··· Text block ···

When New York State was considering dropping hanging as the means of capital punishment and using electrocution by an electric chair, they consulted Edison. And Edison was more than happy to give them advice where they should get the equipment, and he suggested that they get it from George Westinghouse, who was his arch rival and a backer of alternating current. One of Edison's assistants wrote the legislator, suggesting that instead of using the term to electrocute, they would - they should use instead the term to Westinghouse.

FLATOW: Hmm, just like Guillotine came...

Dr. STROSS: Right.

FLATOW: Yeah.

Dr. STROSS: Not an honor one wants.

FLATOW: No, and in fact he was involved in advising that first electrocution of an inmate, Kemmler, in New York State, which turned just horribly. It was almost like the movie, what was it, "The Green Light"? It was just a terrible scene, was it not?

Dr. STROSS: It was a ghastly, botched execution. Edison, prior to that, had told the state that it would go smoothly, that it would be instantaneous, that the victim would feel no pain. When it happened, they threw the switch, the poor man convulsed for an extended time, then it seemed as if he had died. The doctor pronounce him dead. They were unstrapping him when he started convulsing some more. And all of the witnesses watched as they restrapped him in, threw the switch again, and subjected him to more shocks. They had no idea how much current would be necessary to effect the execution. And newspaper accounts of this horrible scene said that almost to a person every witness who was there left and had to literally purge themselves of this nightmare by retching.

··· Dataset content ···

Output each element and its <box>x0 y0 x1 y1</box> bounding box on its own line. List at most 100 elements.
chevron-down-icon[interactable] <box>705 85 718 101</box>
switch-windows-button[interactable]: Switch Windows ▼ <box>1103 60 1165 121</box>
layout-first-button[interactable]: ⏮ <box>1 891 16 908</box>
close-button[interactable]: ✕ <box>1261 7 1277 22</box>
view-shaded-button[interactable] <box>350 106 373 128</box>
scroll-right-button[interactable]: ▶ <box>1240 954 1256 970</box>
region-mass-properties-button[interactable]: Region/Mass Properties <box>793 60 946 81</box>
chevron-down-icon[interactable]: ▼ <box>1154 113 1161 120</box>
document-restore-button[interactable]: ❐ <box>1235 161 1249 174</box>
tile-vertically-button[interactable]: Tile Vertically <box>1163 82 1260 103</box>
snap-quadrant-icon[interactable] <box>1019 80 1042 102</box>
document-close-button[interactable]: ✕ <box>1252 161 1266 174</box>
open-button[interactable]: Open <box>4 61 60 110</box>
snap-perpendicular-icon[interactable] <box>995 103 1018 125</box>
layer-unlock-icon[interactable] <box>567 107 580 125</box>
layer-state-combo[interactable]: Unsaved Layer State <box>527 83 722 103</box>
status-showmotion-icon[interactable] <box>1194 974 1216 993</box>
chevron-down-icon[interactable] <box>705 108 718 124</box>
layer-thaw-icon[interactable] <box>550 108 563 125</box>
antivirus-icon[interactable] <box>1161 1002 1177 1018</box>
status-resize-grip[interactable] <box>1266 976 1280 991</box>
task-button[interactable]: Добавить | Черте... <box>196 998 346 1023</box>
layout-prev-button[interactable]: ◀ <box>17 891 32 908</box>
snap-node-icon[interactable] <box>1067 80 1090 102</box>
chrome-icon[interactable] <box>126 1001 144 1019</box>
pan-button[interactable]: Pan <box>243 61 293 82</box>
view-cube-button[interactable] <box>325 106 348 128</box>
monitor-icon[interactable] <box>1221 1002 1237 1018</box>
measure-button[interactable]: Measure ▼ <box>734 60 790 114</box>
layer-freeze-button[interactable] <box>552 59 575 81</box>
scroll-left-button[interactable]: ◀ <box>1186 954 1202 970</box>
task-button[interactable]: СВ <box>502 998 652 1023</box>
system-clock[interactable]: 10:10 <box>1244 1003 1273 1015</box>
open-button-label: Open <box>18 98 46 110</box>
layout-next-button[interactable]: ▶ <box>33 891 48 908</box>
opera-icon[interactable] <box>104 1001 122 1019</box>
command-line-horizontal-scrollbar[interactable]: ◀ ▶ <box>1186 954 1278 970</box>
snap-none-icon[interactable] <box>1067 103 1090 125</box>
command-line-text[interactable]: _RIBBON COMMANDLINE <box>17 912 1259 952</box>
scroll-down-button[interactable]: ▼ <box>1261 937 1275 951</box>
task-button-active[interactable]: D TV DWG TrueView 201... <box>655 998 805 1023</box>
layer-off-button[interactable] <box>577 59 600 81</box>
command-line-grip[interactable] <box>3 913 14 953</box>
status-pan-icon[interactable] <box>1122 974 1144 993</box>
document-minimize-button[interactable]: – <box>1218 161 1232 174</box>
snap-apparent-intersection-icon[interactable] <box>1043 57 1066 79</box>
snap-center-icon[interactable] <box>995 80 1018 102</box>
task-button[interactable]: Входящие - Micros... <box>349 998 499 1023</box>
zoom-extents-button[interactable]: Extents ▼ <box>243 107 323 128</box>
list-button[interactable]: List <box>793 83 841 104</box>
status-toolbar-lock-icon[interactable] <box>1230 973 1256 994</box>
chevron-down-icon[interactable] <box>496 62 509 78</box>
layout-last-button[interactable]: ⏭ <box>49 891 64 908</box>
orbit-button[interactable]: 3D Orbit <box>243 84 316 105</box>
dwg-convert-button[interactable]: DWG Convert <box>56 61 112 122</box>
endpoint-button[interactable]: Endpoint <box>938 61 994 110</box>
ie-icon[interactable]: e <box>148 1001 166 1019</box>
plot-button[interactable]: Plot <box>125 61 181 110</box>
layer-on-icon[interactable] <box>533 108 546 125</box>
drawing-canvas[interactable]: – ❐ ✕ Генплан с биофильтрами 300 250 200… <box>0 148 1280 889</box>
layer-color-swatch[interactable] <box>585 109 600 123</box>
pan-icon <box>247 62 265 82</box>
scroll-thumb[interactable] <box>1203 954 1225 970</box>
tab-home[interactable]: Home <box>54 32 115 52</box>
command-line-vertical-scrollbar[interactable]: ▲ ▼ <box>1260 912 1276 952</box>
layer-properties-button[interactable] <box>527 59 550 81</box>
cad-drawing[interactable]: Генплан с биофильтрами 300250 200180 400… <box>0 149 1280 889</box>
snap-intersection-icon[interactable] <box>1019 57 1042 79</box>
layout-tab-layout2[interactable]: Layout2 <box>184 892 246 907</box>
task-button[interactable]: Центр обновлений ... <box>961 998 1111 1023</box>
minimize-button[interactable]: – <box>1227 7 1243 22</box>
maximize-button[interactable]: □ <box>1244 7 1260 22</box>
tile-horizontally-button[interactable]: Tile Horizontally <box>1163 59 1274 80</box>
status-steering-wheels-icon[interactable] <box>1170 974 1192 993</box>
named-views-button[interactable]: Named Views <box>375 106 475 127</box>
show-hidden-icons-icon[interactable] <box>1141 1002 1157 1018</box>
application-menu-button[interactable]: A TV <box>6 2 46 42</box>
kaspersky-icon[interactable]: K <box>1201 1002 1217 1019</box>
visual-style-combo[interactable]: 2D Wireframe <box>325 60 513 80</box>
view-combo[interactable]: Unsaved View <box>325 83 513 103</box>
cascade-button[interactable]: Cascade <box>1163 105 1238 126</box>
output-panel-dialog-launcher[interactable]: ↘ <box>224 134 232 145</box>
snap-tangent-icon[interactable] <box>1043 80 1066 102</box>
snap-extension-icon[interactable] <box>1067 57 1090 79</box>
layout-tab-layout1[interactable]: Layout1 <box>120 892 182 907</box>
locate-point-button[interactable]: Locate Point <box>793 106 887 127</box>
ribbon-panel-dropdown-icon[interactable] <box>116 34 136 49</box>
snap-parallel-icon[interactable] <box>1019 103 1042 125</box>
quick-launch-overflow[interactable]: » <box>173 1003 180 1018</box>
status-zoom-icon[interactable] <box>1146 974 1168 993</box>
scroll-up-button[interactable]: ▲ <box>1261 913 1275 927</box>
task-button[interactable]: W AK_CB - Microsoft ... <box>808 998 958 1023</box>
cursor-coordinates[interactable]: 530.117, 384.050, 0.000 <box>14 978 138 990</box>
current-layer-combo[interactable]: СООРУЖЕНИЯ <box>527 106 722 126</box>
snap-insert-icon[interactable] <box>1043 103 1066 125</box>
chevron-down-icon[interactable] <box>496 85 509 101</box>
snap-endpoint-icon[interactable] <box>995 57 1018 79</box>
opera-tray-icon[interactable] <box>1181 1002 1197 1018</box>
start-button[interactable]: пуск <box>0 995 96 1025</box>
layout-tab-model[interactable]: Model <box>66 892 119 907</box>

···

__Your objective__:
Decide whether each statement below agrees with the interview about Edison and the electric chair, answering yes or no and quoting the deciding words from the interview.
1. Edison recommended that New York State obtain its equipment from George Westinghouse.
2. Edison told the state that the execution would take a long time.
3. During the execution, the switch was thrown only once.
The listing comes from a different source than the text.

__Task output__:
1. Yes: "he suggested that they get it from George Westinghouse, who was his arch rival and a backer of alternating current"
2. No: "Edison, prior to that, had told the state that it would go smoothly, that it would be instantaneous"
3. No: "they restrapped him in, threw the switch again, and subjected him to more shocks"